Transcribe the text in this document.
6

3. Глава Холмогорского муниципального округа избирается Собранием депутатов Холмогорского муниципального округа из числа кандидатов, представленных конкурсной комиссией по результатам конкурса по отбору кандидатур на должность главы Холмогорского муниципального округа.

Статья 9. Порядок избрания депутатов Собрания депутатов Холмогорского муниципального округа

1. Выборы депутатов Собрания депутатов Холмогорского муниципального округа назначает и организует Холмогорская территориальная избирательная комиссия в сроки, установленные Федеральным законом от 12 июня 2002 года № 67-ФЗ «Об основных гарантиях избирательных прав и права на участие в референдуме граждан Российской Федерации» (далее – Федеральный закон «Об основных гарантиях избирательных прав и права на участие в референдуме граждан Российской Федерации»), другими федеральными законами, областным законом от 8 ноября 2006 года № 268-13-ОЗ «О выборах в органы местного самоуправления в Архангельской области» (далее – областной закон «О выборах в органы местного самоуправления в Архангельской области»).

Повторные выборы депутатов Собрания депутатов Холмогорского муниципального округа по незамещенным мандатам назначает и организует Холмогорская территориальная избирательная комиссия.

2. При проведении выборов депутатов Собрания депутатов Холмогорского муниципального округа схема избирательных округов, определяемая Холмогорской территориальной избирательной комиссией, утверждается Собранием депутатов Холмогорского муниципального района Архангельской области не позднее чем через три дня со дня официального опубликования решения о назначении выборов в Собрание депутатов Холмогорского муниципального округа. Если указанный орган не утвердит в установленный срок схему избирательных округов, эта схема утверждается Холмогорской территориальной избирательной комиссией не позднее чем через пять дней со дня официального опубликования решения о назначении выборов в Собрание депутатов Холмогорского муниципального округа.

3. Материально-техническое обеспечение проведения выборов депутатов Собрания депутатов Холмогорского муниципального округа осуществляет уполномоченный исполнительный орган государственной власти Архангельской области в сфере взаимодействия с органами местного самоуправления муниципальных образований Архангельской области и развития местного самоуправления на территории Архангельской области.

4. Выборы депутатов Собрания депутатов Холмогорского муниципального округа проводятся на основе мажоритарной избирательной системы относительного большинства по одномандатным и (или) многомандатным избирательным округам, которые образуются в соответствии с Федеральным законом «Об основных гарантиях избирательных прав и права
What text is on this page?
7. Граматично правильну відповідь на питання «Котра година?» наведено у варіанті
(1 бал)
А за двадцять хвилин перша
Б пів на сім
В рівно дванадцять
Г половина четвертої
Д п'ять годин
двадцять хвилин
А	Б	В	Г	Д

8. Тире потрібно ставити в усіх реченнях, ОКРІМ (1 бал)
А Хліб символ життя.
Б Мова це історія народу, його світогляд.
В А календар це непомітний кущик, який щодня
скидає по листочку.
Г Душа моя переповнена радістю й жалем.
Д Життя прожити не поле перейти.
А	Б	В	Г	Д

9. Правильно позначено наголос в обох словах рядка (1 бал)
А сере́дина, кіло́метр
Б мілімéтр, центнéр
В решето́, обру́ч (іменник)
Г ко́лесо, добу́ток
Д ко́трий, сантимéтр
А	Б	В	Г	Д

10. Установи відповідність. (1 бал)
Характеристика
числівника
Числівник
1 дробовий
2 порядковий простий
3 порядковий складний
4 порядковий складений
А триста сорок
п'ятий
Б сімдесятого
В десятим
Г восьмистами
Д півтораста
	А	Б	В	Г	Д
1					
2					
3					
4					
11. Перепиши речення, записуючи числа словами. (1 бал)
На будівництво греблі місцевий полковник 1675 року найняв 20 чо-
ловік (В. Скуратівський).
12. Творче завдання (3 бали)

**Work instructions**:
Reproduce each entry above exactly, keeping every word.

**Response**:
Transcribe the text in this document.
6

3. Глава Холмогорского муниципального округа избирается Собранием депутатов Холмогорского муниципального округа из числа кандидатов, представленных конкурсной комиссией по результатам конкурса по отбору кандидатур на должность главы Холмогорского муниципального округа.

Статья 9. Порядок избрания депутатов Собрания депутатов Холмогорского муниципального округа

1. Выборы депутатов Собрания депутатов Холмогорского муниципального округа назначает и организует Холмогорская территориальная избирательная комиссия в сроки, установленные Федеральным законом от 12 июня 2002 года № 67-ФЗ «Об основных гарантиях избирательных прав и права на участие в референдуме граждан Российской Федерации» (далее – Федеральный закон «Об основных гарантиях избирательных прав и права на участие в референдуме граждан Российской Федерации»), другими федеральными законами, областным законом от 8 ноября 2006 года № 268-13-ОЗ «О выборах в органы местного самоуправления в Архангельской области» (далее – областной закон «О выборах в органы местного самоуправления в Архангельской области»).

Повторные выборы депутатов Собрания депутатов Холмогорского муниципального округа по незамещенным мандатам назначает и организует Холмогорская территориальная избирательная комиссия.

2. При проведении выборов депутатов Собрания депутатов Холмогорского муниципального округа схема избирательных округов, определяемая Холмогорской территориальной избирательной комиссией, утверждается Собранием депутатов Холмогорского муниципального района Архангельской области не позднее чем через три дня со дня официального опубликования решения о назначении выборов в Собрание депутатов Холмогорского муниципального округа. Если указанный орган не утвердит в установленный срок схему избирательных округов, эта схема утверждается Холмогорской территориальной избирательной комиссией не позднее чем через пять дней со дня официального опубликования решения о назначении выборов в Собрание депутатов Холмогорского муниципального округа.

3. Материально-техническое обеспечение проведения выборов депутатов Собрания депутатов Холмогорского муниципального округа осуществляет уполномоченный исполнительный орган государственной власти Архангельской области в сфере взаимодействия с органами местного самоуправления муниципальных образований Архангельской области и развития местного самоуправления на территории Архангельской области.

4. Выборы депутатов Собрания депутатов Холмогорского муниципального округа проводятся на основе мажоритарной избирательной системы относительного большинства по одномандатным и (или) многомандатным избирательным округам, которые образуются в соответствии с Федеральным законом «Об основных гарантиях избирательных прав и права
What text is on this page?
7. Граматично правильну відповідь на питання «Котра година?» наведено у варіанті
(1 бал)
А за двадцять хвилин перша
Б пів на сім
В рівно дванадцять
Г половина четвертої
Д п'ять годин
двадцять хвилин
А	Б	В	Г	Д

8. Тире потрібно ставити в усіх реченнях, ОКРІМ (1 бал)
А Хліб символ життя.
Б Мова це історія народу, його світогляд.
В А календар це непомітний кущик, який щодня
скидає по листочку.
Г Душа моя переповнена радістю й жалем.
Д Життя прожити не поле перейти.
А	Б	В	Г	Д

9. Правильно позначено наголос в обох словах рядка (1 бал)
А сере́дина, кіло́метр
Б мілімéтр, центнéр
В решето́, обру́ч (іменник)
Г ко́лесо, добу́ток
Д ко́трий, сантимéтр
А	Б	В	Г	Д

10. Установи відповідність. (1 бал)
Характеристика
числівника
Числівник
1 дробовий
2 порядковий простий
3 порядковий складний
4 порядковий складений
А триста сорок
п'ятий
Б сімдесятого
В десятим
Г восьмистами
Д півтораста
	А	Б	В	Г	Д
1					
2					
3					
4					
11. Перепиши речення, записуючи числа словами. (1 бал)
На будівництво греблі місцевий полковник 1675 року найняв 20 чо-
ловік (В. Скуратівський).
12. Творче завдання (3 бали)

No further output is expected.